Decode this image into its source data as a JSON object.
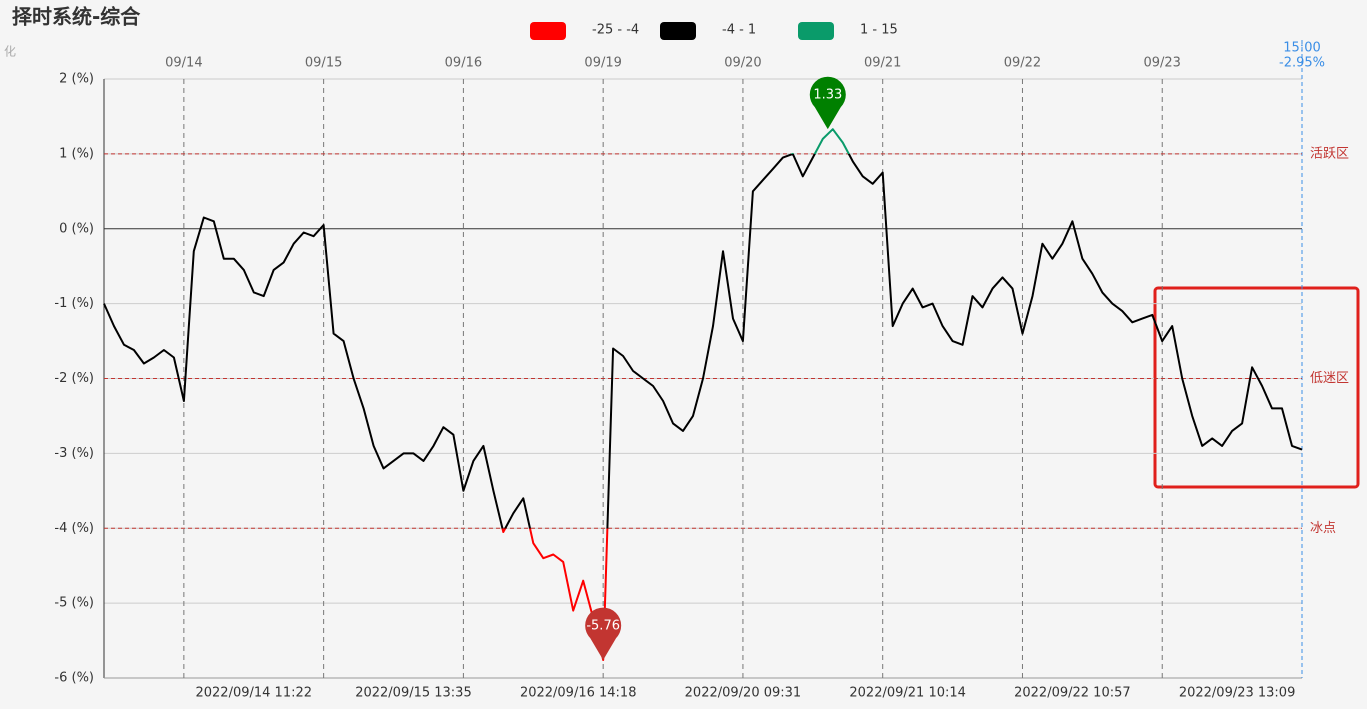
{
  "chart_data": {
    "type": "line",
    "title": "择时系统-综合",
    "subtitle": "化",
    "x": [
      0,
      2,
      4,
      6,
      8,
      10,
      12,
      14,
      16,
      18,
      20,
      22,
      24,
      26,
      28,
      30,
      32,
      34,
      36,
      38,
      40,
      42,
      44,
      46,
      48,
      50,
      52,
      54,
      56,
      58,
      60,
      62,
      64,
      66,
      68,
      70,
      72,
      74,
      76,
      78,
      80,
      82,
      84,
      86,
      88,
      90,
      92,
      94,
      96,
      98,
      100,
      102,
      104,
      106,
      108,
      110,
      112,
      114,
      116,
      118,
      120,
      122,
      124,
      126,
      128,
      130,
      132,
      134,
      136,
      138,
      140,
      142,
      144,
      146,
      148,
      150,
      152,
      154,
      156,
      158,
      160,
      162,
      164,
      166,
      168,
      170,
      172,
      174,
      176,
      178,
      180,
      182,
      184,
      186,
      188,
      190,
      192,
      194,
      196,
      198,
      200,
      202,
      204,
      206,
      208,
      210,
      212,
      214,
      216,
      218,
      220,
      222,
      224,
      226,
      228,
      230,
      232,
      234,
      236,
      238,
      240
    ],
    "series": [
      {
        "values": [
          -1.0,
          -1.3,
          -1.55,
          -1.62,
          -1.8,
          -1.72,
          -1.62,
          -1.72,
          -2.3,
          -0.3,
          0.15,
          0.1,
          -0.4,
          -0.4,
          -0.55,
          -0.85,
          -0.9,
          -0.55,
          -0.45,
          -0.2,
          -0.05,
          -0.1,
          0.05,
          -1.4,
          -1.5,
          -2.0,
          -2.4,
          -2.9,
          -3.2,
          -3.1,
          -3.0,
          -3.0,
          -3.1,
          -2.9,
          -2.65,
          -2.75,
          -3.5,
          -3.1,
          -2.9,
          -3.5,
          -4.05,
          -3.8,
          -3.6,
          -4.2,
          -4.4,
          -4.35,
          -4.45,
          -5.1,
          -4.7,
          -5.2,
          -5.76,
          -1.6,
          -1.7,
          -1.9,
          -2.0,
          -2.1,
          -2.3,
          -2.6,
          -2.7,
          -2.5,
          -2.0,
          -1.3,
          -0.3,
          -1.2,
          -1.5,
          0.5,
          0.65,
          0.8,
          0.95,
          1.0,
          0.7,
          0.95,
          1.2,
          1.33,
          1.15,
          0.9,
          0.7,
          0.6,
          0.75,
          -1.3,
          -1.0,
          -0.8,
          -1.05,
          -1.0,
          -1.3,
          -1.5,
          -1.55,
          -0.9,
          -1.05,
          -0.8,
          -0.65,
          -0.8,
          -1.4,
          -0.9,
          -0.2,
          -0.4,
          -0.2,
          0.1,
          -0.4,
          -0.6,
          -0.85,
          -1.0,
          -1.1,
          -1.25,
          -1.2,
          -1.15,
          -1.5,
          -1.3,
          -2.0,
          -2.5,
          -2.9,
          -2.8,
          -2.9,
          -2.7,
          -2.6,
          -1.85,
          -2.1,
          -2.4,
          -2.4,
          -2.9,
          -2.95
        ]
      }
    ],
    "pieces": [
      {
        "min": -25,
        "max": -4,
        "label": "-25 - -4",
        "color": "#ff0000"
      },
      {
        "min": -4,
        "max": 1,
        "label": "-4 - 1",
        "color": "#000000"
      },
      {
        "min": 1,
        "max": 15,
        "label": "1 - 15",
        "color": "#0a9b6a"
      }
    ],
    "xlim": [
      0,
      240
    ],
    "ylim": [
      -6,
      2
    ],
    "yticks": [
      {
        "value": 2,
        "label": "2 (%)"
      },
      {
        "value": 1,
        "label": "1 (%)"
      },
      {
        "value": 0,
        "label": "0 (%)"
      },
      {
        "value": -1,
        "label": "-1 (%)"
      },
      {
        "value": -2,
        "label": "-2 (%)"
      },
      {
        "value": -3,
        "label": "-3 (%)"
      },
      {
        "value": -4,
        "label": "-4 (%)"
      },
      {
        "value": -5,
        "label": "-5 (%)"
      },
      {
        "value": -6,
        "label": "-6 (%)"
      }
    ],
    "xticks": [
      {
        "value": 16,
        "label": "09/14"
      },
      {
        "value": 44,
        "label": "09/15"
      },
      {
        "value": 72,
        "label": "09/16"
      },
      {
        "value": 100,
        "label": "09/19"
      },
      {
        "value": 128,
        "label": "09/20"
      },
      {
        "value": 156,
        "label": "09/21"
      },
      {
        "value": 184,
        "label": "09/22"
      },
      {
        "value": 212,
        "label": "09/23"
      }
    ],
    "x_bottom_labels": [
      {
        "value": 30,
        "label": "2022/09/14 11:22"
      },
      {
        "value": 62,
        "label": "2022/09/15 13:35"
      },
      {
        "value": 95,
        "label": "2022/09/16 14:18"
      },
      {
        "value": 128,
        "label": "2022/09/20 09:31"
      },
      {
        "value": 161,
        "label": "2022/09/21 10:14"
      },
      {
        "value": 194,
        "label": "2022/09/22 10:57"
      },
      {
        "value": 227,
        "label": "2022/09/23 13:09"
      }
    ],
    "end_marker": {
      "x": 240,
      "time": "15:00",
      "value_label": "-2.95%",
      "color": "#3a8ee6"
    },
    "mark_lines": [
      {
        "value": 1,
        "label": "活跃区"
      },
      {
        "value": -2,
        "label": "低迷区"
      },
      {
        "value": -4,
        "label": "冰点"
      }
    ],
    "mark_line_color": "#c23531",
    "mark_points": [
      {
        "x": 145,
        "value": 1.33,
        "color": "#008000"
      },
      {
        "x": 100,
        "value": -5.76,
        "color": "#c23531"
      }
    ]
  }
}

**Problem**
Write out the material above once more, exactly as it reads, with no pictures.

**Exercise solution**
Decode this image into its source data as a JSON object.
{
  "chart_data": {
    "type": "line",
    "title": "择时系统-综合",
    "subtitle": "化",
    "x": [
      0,
      2,
      4,
      6,
      8,
      10,
      12,
      14,
      16,
      18,
      20,
      22,
      24,
      26,
      28,
      30,
      32,
      34,
      36,
      38,
      40,
      42,
      44,
      46,
      48,
      50,
      52,
      54,
      56,
      58,
      60,
      62,
      64,
      66,
      68,
      70,
      72,
      74,
      76,
      78,
      80,
      82,
      84,
      86,
      88,
      90,
      92,
      94,
      96,
      98,
      100,
      102,
      104,
      106,
      108,
      110,
      112,
      114,
      116,
      118,
      120,
      122,
      124,
      126,
      128,
      130,
      132,
      134,
      136,
      138,
      140,
      142,
      144,
      146,
      148,
      150,
      152,
      154,
      156,
      158,
      160,
      162,
      164,
      166,
      168,
      170,
      172,
      174,
      176,
      178,
      180,
      182,
      184,
      186,
      188,
      190,
      192,
      194,
      196,
      198,
      200,
      202,
      204,
      206,
      208,
      210,
      212,
      214,
      216,
      218,
      220,
      222,
      224,
      226,
      228,
      230,
      232,
      234,
      236,
      238,
      240
    ],
    "series": [
      {
        "values": [
          -1.0,
          -1.3,
          -1.55,
          -1.62,
          -1.8,
          -1.72,
          -1.62,
          -1.72,
          -2.3,
          -0.3,
          0.15,
          0.1,
          -0.4,
          -0.4,
          -0.55,
          -0.85,
          -0.9,
          -0.55,
          -0.45,
          -0.2,
          -0.05,
          -0.1,
          0.05,
          -1.4,
          -1.5,
          -2.0,
          -2.4,
          -2.9,
          -3.2,
          -3.1,
          -3.0,
          -3.0,
          -3.1,
          -2.9,
          -2.65,
          -2.75,
          -3.5,
          -3.1,
          -2.9,
          -3.5,
          -4.05,
          -3.8,
          -3.6,
          -4.2,
          -4.4,
          -4.35,
          -4.45,
          -5.1,
          -4.7,
          -5.2,
          -5.76,
          -1.6,
          -1.7,
          -1.9,
          -2.0,
          -2.1,
          -2.3,
          -2.6,
          -2.7,
          -2.5,
          -2.0,
          -1.3,
          -0.3,
          -1.2,
          -1.5,
          0.5,
          0.65,
          0.8,
          0.95,
          1.0,
          0.7,
          0.95,
          1.2,
          1.33,
          1.15,
          0.9,
          0.7,
          0.6,
          0.75,
          -1.3,
          -1.0,
          -0.8,
          -1.05,
          -1.0,
          -1.3,
          -1.5,
          -1.55,
          -0.9,
          -1.05,
          -0.8,
          -0.65,
          -0.8,
          -1.4,
          -0.9,
          -0.2,
          -0.4,
          -0.2,
          0.1,
          -0.4,
          -0.6,
          -0.85,
          -1.0,
          -1.1,
          -1.25,
          -1.2,
          -1.15,
          -1.5,
          -1.3,
          -2.0,
          -2.5,
          -2.9,
          -2.8,
          -2.9,
          -2.7,
          -2.6,
          -1.85,
          -2.1,
          -2.4,
          -2.4,
          -2.9,
          -2.95
        ]
      }
    ],
    "pieces": [
      {
        "min": -25,
        "max": -4,
        "label": "-25 - -4",
        "color": "#ff0000"
      },
      {
        "min": -4,
        "max": 1,
        "label": "-4 - 1",
        "color": "#000000"
      },
      {
        "min": 1,
        "max": 15,
        "label": "1 - 15",
        "color": "#0a9b6a"
      }
    ],
    "xlim": [
      0,
      240
    ],
    "ylim": [
      -6,
      2
    ],
    "yticks": [
      {
        "value": 2,
        "label": "2 (%)"
      },
      {
        "value": 1,
        "label": "1 (%)"
      },
      {
        "value": 0,
        "label": "0 (%)"
      },
      {
        "value": -1,
        "label": "-1 (%)"
      },
      {
        "value": -2,
        "label": "-2 (%)"
      },
      {
        "value": -3,
        "label": "-3 (%)"
      },
      {
        "value": -4,
        "label": "-4 (%)"
      },
      {
        "value": -5,
        "label": "-5 (%)"
      },
      {
        "value": -6,
        "label": "-6 (%)"
      }
    ],
    "xticks": [
      {
        "value": 16,
        "label": "09/14"
      },
      {
        "value": 44,
        "label": "09/15"
      },
      {
        "value": 72,
        "label": "09/16"
      },
      {
        "value": 100,
        "label": "09/19"
      },
      {
        "value": 128,
        "label": "09/20"
      },
      {
        "value": 156,
        "label": "09/21"
      },
      {
        "value": 184,
        "label": "09/22"
      },
      {
        "value": 212,
        "label": "09/23"
      }
    ],
    "x_bottom_labels": [
      {
        "value": 30,
        "label": "2022/09/14 11:22"
      },
      {
        "value": 62,
        "label": "2022/09/15 13:35"
      },
      {
        "value": 95,
        "label": "2022/09/16 14:18"
      },
      {
        "value": 128,
        "label": "2022/09/20 09:31"
      },
      {
        "value": 161,
        "label": "2022/09/21 10:14"
      },
      {
        "value": 194,
        "label": "2022/09/22 10:57"
      },
      {
        "value": 227,
        "label": "2022/09/23 13:09"
      }
    ],
    "end_marker": {
      "x": 240,
      "time": "15:00",
      "value_label": "-2.95%",
      "color": "#3a8ee6"
    },
    "mark_lines": [
      {
        "value": 1,
        "label": "活跃区"
      },
      {
        "value": -2,
        "label": "低迷区"
      },
      {
        "value": -4,
        "label": "冰点"
      }
    ],
    "mark_line_color": "#c23531",
    "mark_points": [
      {
        "x": 145,
        "value": 1.33,
        "color": "#008000"
      },
      {
        "x": 100,
        "value": -5.76,
        "color": "#c23531"
      }
    ]
  }
}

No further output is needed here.